**WHAT THE EXERCISE ASKS**
Omit the pictures, please, and give each record below again exactly.
§ §
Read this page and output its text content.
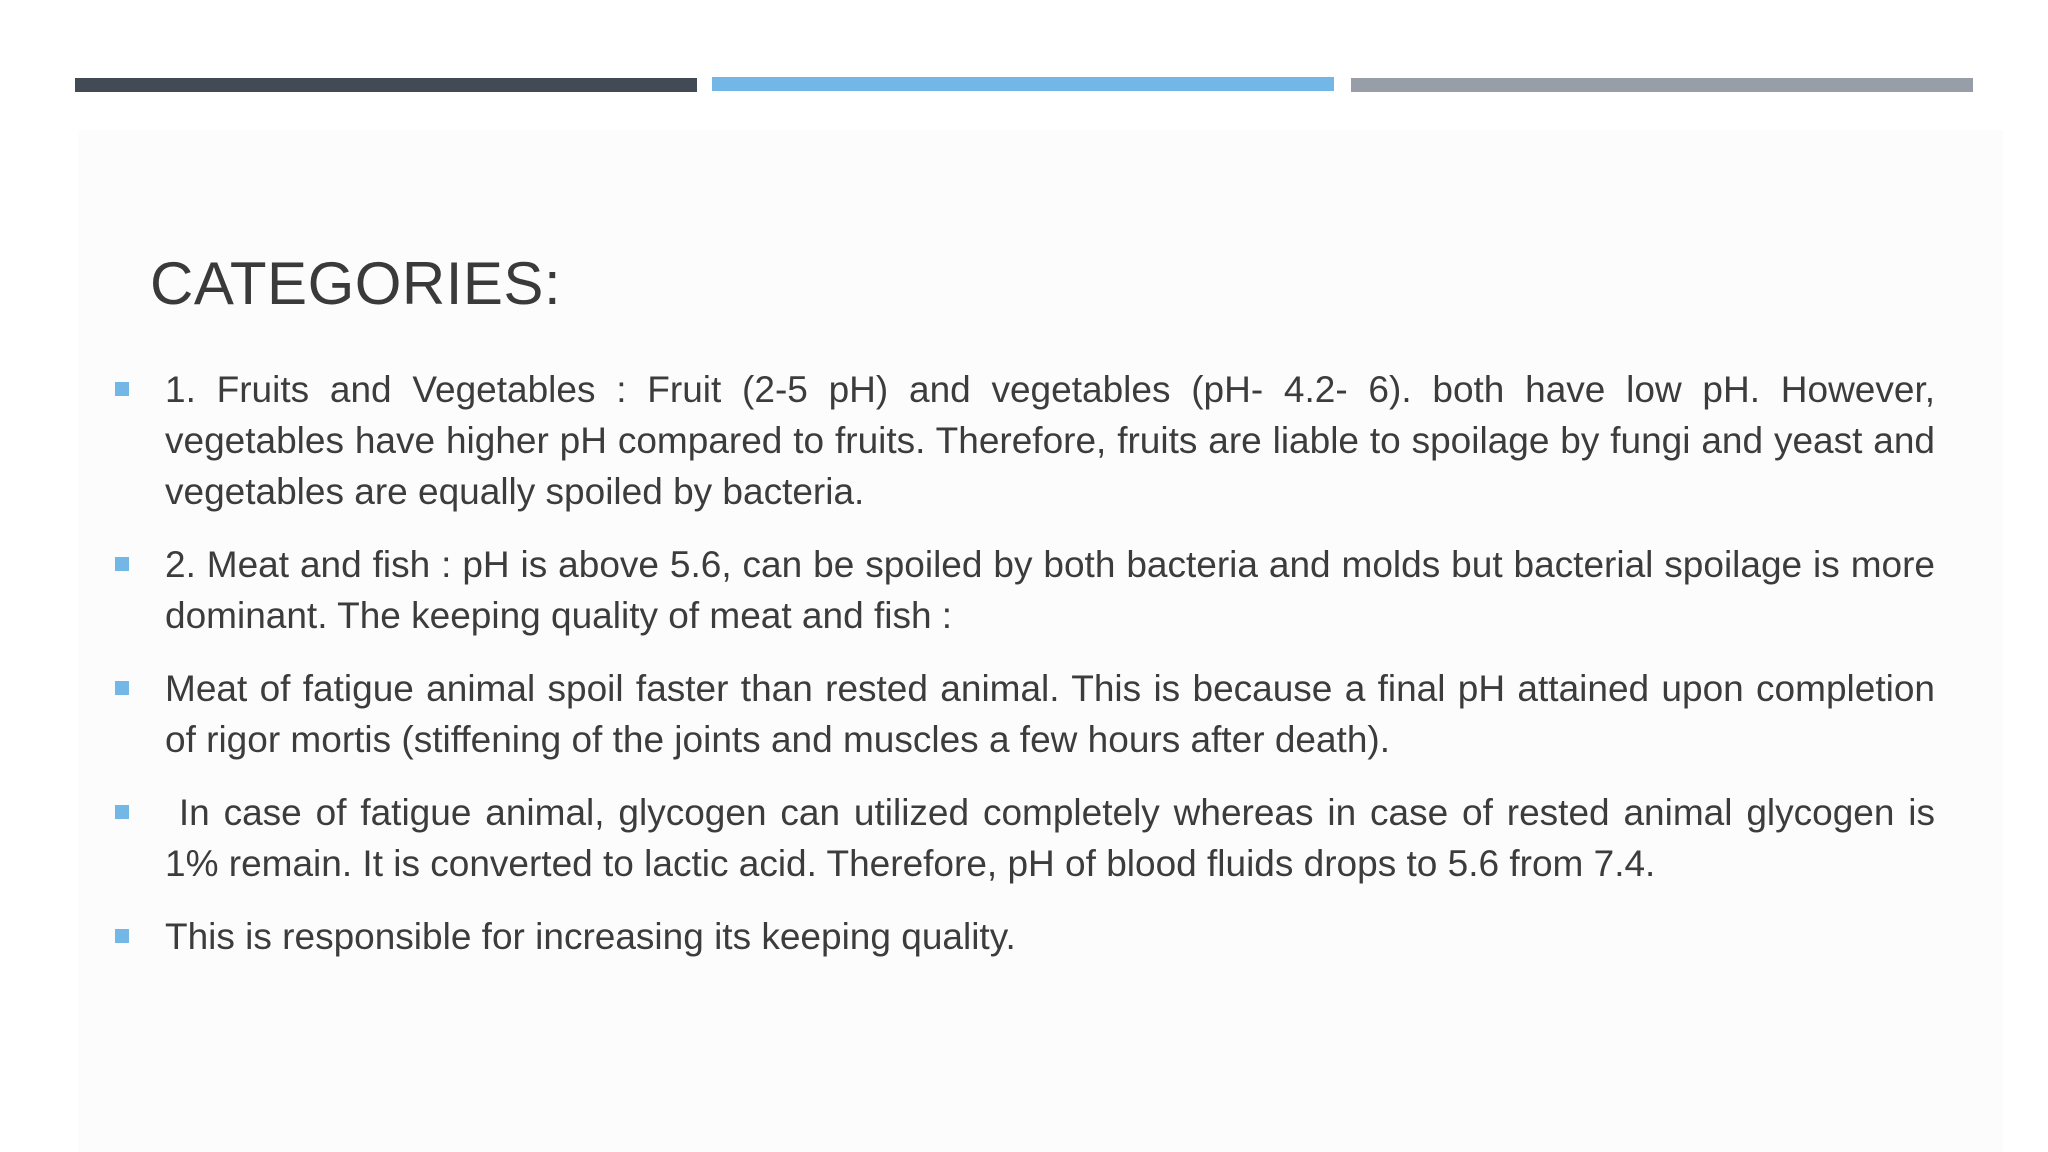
CATEGORIES:
1. Fruits and Vegetables : Fruit (2-5 pH) and vegetables (pH- 4.2- 6). both have low pH. However, vegetables have higher pH compared to fruits. Therefore, fruits are liable to spoilage by fungi and yeast and vegetables are equally spoiled by bacteria.
2. Meat and fish : pH is above 5.6, can be spoiled by both bacteria and molds but bacterial spoilage is more dominant. The keeping quality of meat and fish :
Meat of fatigue animal spoil faster than rested animal. This is because a final pH attained upon completion of rigor mortis (stiffening of the joints and muscles a few hours after death).
In case of fatigue animal, glycogen can utilized completely whereas in case of rested animal glycogen is 1% remain. It is converted to lactic acid. Therefore, pH of blood fluids drops to 5.6 from 7.4.
This is responsible for increasing its keeping quality.
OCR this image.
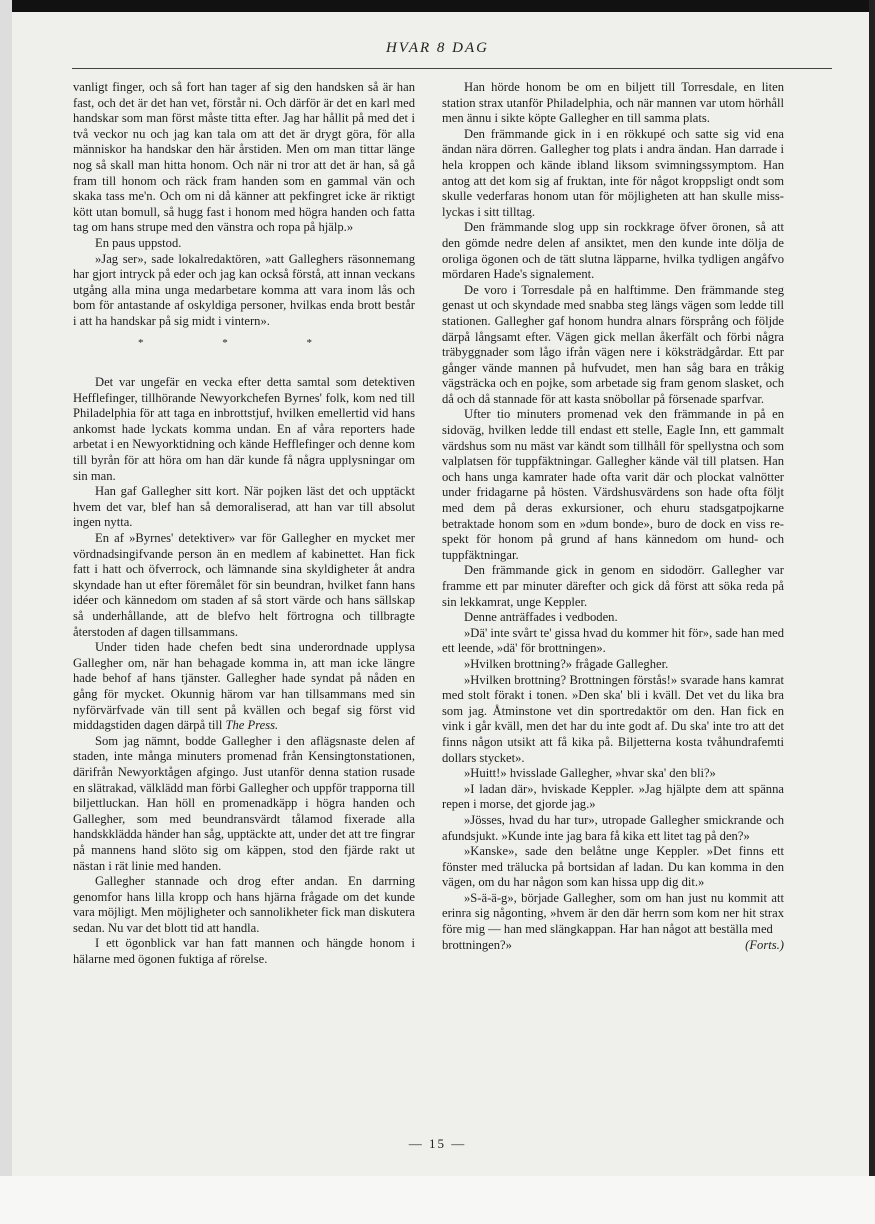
HVAR 8 DAG

vanligt finger, och så fort han tager af sig den handsken så är han fast, och det är det han vet, förstår ni. Och därför är det en karl med handskar som man först måste titta efter. Jag har hållit på med det i två veckor nu och jag kan tala om att det är drygt göra, för alla människor ha handskar den här årstiden. Men om man tittar länge nog så skall man hitta honom. Och när ni tror att det är han, så gå fram till honom och räck fram handen som en gammal vän och skaka tass me'n. Och om ni då känner att pekfingret icke är riktigt kött utan bomull, så hugg fast i honom med högra handen och fatta tag om hans strupe med den vänstra och ropa på hjälp.»

En paus uppstod.

»Jag ser», sade lokalredaktören, »att Galleghers räsonnemang har gjort intryck på eder och jag kan också förstå, att innan veckans utgång alla mina unga medarbetare komma att vara inom lås och bom för antastande af oskyldiga personer, hvilkas enda brott består i att ha handskar på sig midt i vintern».

* * *

Det var ungefär en vecka efter detta samtal som detektiven Hefflefinger, tillhörande Newyorkchefen Byrnes' folk, kom ned till Philadelphia för att taga en inbrottstjuf, hvilken emellertid vid hans ankomst hade lyckats komma undan. En af våra reporters hade arbetat i en Newyorktidning och kände Hefflefinger och denne kom till byrån för att höra om han där kunde få några upplysningar om sin man.

Han gaf Gallegher sitt kort. När pojken läst det och upptäckt hvem det var, blef han så demoraliserad, att han var till absolut ingen nytta.

En af »Byrnes' detektiver» var för Gallegher en mycket mer vördnadsingifvande person än en medlem af kabinettet. Han fick fatt i hatt och öfverrock, och lämnande sina skyldigheter åt andra skyndade han ut efter föremålet för sin beundran, hvilket fann hans idéer och kännedom om staden af så stort värde och hans sällskap så underhållande, att de blefvo helt förtrogna och tillbragte återstoden af dagen tillsammans.

Under tiden hade chefen bedt sina underordnade upplysa Gallegher om, när han behagade komma in, att man icke längre hade behof af hans tjänster. Gallegher hade syndat på nåden en gång för mycket. Okunnig härom var han tillsammans med sin nyförvärfvade vän till sent på kvällen och begaf sig först vid middagstiden dagen därpå till The Press.

Som jag nämnt, bodde Gallegher i den aflägsnaste delen af staden, inte många minuters promenad från Kensingtonstationen, därifrån Newyorktågen afgingo. Just utanför denna station rusade en slätrakad, välklädd man förbi Gallegher och uppför trapporna till biljettluckan. Han höll en promenadkäpp i högra handen och Gallegher, som med beundransvärdt tålamod fixerade alla handskklädda händer han såg, upptäckte att, under det att tre fingrar på mannens hand slöto sig om käppen, stod den fjärde rakt ut nästan i rät linie med handen.

Gallegher stannade och drog efter andan. En darrning genomfor hans lilla kropp och hans hjärna frågade om det kunde vara möjligt. Men möjligheter och sannolikheter fick man diskutera sedan. Nu var det blott tid att handla.

I ett ögonblick var han fatt mannen och hängde honom i hälarne med ögonen fuktiga af rörelse.

Han hörde honom be om en biljett till Torresdale, en liten station strax utanför Philadelphia, och när mannen var utom hörhåll men ännu i sikte köpte Gallegher en till samma plats.

Den främmande gick in i en rökkupé och satte sig vid ena ändan nära dörren. Gallegher tog plats i andra ändan. Han darrade i hela kroppen och kände ibland liksom svimningssymptom. Han antog att det kom sig af fruktan, inte för något kroppsligt ondt som skulle vederfaras honom utan för möjligheten att han skulle misslyckas i sitt tilltag.

Den främmande slog upp sin rockkrage öfver öronen, så att den gömde nedre delen af ansiktet, men den kunde inte dölja de oroliga ögonen och de tätt slutna läpparne, hvilka tydligen angåfvo mördaren Hade's signalement.

De voro i Torresdale på en halftimme. Den främmande steg genast ut och skyndade med snabba steg längs vägen som ledde till stationen. Gallegher gaf honom hundra alnars försprång och följde därpå långsamt efter. Vägen gick mellan åkerfält och förbi några träbyggnader som lågo ifrån vägen nere i köksträdgårdar. Ett par gånger vände mannen på hufvudet, men han såg bara en tråkig vägsträcka och en pojke, som arbetade sig fram genom slasket, och då och då stannade för att kasta snöbollar på försenade sparfvar.

Ufter tio minuters promenad vek den främmande in på en sidoväg, hvilken ledde till endast ett stelle, Eagle Inn, ett gammalt värdshus som nu mäst var kändt som tillhåll för spellystna och som valplatsen för tuppfäktningar. Gallegher kände väl till platsen. Han och hans unga kamrater hade ofta varit där och plockat valnötter under fridagarne på hösten. Värdshusvärdens son hade ofta följt med dem på deras exkursioner, och ehuru stadsgatpojkarne betraktade honom som en »dum bonde», buro de dock en viss respekt för honom på grund af hans kännedom om hund- och tuppfäktningar.

Den främmande gick in genom en sidodörr. Gallegher var framme ett par minuter därefter och gick då först att söka reda på sin lekkamrat, unge Keppler.

Denne anträffades i vedboden.

»Dä' inte svårt te' gissa hvad du kommer hit för», sade han med ett leende, »dä' för brottningen».

»Hvilken brottning?» frågade Gallegher.

»Hvilken brottning? Brottningen förstås!» svarade hans kamrat med stolt förakt i tonen. »Den ska' bli i kväll. Det vet du lika bra som jag. Åtminstone vet din sportredaktör om den. Han fick en vink i går kväll, men det har du inte godt af. Du ska' inte tro att det finns någon utsikt att få kika på. Biljetterna kosta tvåhundrafemti dollars stycket».

»Huitt!» hvisslade Gallegher, »hvar ska' den bli?»

»I ladan där», hviskade Keppler. »Jag hjälpte dem att spänna repen i morse, det gjorde jag.»

»Jösses, hvad du har tur», utropade Gallegher smickrande och afundsjukt. »Kunde inte jag bara få kika ett litet tag på den?»

»Kanske», sade den belåtne unge Keppler. »Det finns ett fönster med trälucka på bortsidan af ladan. Du kan komma in den vägen, om du har någon som kan hissa upp dig dit.»

»S-ä-ä-g», började Gallegher, som om han just nu kommit att erinra sig någonting, »hvem är den där herrn som kom ner hit strax före mig — han med slängkappan. Har han något att beställa med

brottningen?»	(Forts.)
— 15 —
§ §
**ANSWER FOR THIS EXERCISE**
Read this page and output its text content.
CATEGORIES:
1. Fruits and Vegetables : Fruit (2-5 pH) and vegetables (pH- 4.2- 6). both have low pH. However, vegetables have higher pH compared to fruits. Therefore, fruits are liable to spoilage by fungi and yeast and vegetables are equally spoiled by bacteria.
2. Meat and fish : pH is above 5.6, can be spoiled by both bacteria and molds but bacterial spoilage is more dominant. The keeping quality of meat and fish :
Meat of fatigue animal spoil faster than rested animal. This is because a final pH attained upon completion of rigor mortis (stiffening of the joints and muscles a few hours after death).
In case of fatigue animal, glycogen can utilized completely whereas in case of rested animal glycogen is 1% remain. It is converted to lactic acid. Therefore, pH of blood fluids drops to 5.6 from 7.4.
This is responsible for increasing its keeping quality.
OCR this image.
HVAR 8 DAG

vanligt finger, och så fort han tager af sig den handsken så är han fast, och det är det han vet, förstår ni. Och därför är det en karl med handskar som man först måste titta efter. Jag har hållit på med det i två veckor nu och jag kan tala om att det är drygt göra, för alla människor ha handskar den här årstiden. Men om man tittar länge nog så skall man hitta honom. Och när ni tror att det är han, så gå fram till honom och räck fram handen som en gammal vän och skaka tass me'n. Och om ni då känner att pekfingret icke är riktigt kött utan bomull, så hugg fast i honom med högra handen och fatta tag om hans strupe med den vänstra och ropa på hjälp.»

En paus uppstod.

»Jag ser», sade lokalredaktören, »att Galleghers räsonnemang har gjort intryck på eder och jag kan också förstå, att innan veckans utgång alla mina unga medarbetare komma att vara inom lås och bom för antastande af oskyldiga personer, hvilkas enda brott består i att ha handskar på sig midt i vintern».

* * *

Det var ungefär en vecka efter detta samtal som detektiven Hefflefinger, tillhörande Newyorkchefen Byrnes' folk, kom ned till Philadelphia för att taga en inbrottstjuf, hvilken emellertid vid hans ankomst hade lyckats komma undan. En af våra reporters hade arbetat i en Newyorktidning och kände Hefflefinger och denne kom till byrån för att höra om han där kunde få några upplysningar om sin man.

Han gaf Gallegher sitt kort. När pojken läst det och upptäckt hvem det var, blef han så demoraliserad, att han var till absolut ingen nytta.

En af »Byrnes' detektiver» var för Gallegher en mycket mer vördnadsingifvande person än en medlem af kabinettet. Han fick fatt i hatt och öfverrock, och lämnande sina skyldigheter åt andra skyndade han ut efter föremålet för sin beundran, hvilket fann hans idéer och kännedom om staden af så stort värde och hans sällskap så underhållande, att de blefvo helt förtrogna och tillbragte återstoden af dagen tillsammans.

Under tiden hade chefen bedt sina underordnade upplysa Gallegher om, när han behagade komma in, att man icke längre hade behof af hans tjänster. Gallegher hade syndat på nåden en gång för mycket. Okunnig härom var han tillsammans med sin nyförvärfvade vän till sent på kvällen och begaf sig först vid middagstiden dagen därpå till The Press.

Som jag nämnt, bodde Gallegher i den aflägsnaste delen af staden, inte många minuters promenad från Kensingtonstationen, därifrån Newyorktågen afgingo. Just utanför denna station rusade en slätrakad, välklädd man förbi Gallegher och uppför trapporna till biljettluckan. Han höll en promenadkäpp i högra handen och Gallegher, som med beundransvärdt tålamod fixerade alla handskklädda händer han såg, upptäckte att, under det att tre fingrar på mannens hand slöto sig om käppen, stod den fjärde rakt ut nästan i rät linie med handen.

Gallegher stannade och drog efter andan. En darrning genomfor hans lilla kropp och hans hjärna frågade om det kunde vara möjligt. Men möjligheter och sannolikheter fick man diskutera sedan. Nu var det blott tid att handla.

I ett ögonblick var han fatt mannen och hängde honom i hälarne med ögonen fuktiga af rörelse.

Han hörde honom be om en biljett till Torresdale, en liten station strax utanför Philadelphia, och när mannen var utom hörhåll men ännu i sikte köpte Gallegher en till samma plats.

Den främmande gick in i en rökkupé och satte sig vid ena ändan nära dörren. Gallegher tog plats i andra ändan. Han darrade i hela kroppen och kände ibland liksom svimningssymptom. Han antog att det kom sig af fruktan, inte för något kroppsligt ondt som skulle vederfaras honom utan för möjligheten att han skulle misslyckas i sitt tilltag.

Den främmande slog upp sin rockkrage öfver öronen, så att den gömde nedre delen af ansiktet, men den kunde inte dölja de oroliga ögonen och de tätt slutna läpparne, hvilka tydligen angåfvo mördaren Hade's signalement.

De voro i Torresdale på en halftimme. Den främmande steg genast ut och skyndade med snabba steg längs vägen som ledde till stationen. Gallegher gaf honom hundra alnars försprång och följde därpå långsamt efter. Vägen gick mellan åkerfält och förbi några träbyggnader som lågo ifrån vägen nere i köksträdgårdar. Ett par gånger vände mannen på hufvudet, men han såg bara en tråkig vägsträcka och en pojke, som arbetade sig fram genom slasket, och då och då stannade för att kasta snöbollar på försenade sparfvar.

Ufter tio minuters promenad vek den främmande in på en sidoväg, hvilken ledde till endast ett stelle, Eagle Inn, ett gammalt värdshus som nu mäst var kändt som tillhåll för spellystna och som valplatsen för tuppfäktningar. Gallegher kände väl till platsen. Han och hans unga kamrater hade ofta varit där och plockat valnötter under fridagarne på hösten. Värdshusvärdens son hade ofta följt med dem på deras exkursioner, och ehuru stadsgatpojkarne betraktade honom som en »dum bonde», buro de dock en viss respekt för honom på grund af hans kännedom om hund- och tuppfäktningar.

Den främmande gick in genom en sidodörr. Gallegher var framme ett par minuter därefter och gick då först att söka reda på sin lekkamrat, unge Keppler.

Denne anträffades i vedboden.

»Dä' inte svårt te' gissa hvad du kommer hit för», sade han med ett leende, »dä' för brottningen».

»Hvilken brottning?» frågade Gallegher.

»Hvilken brottning? Brottningen förstås!» svarade hans kamrat med stolt förakt i tonen. »Den ska' bli i kväll. Det vet du lika bra som jag. Åtminstone vet din sportredaktör om den. Han fick en vink i går kväll, men det har du inte godt af. Du ska' inte tro att det finns någon utsikt att få kika på. Biljetterna kosta tvåhundrafemti dollars stycket».

»Huitt!» hvisslade Gallegher, »hvar ska' den bli?»

»I ladan där», hviskade Keppler. »Jag hjälpte dem att spänna repen i morse, det gjorde jag.»

»Jösses, hvad du har tur», utropade Gallegher smickrande och afundsjukt. »Kunde inte jag bara få kika ett litet tag på den?»

»Kanske», sade den belåtne unge Keppler. »Det finns ett fönster med trälucka på bortsidan af ladan. Du kan komma in den vägen, om du har någon som kan hissa upp dig dit.»

»S-ä-ä-g», började Gallegher, som om han just nu kommit att erinra sig någonting, »hvem är den där herrn som kom ner hit strax före mig — han med slängkappan. Har han något att beställa med

brottningen?»	(Forts.)
— 15 —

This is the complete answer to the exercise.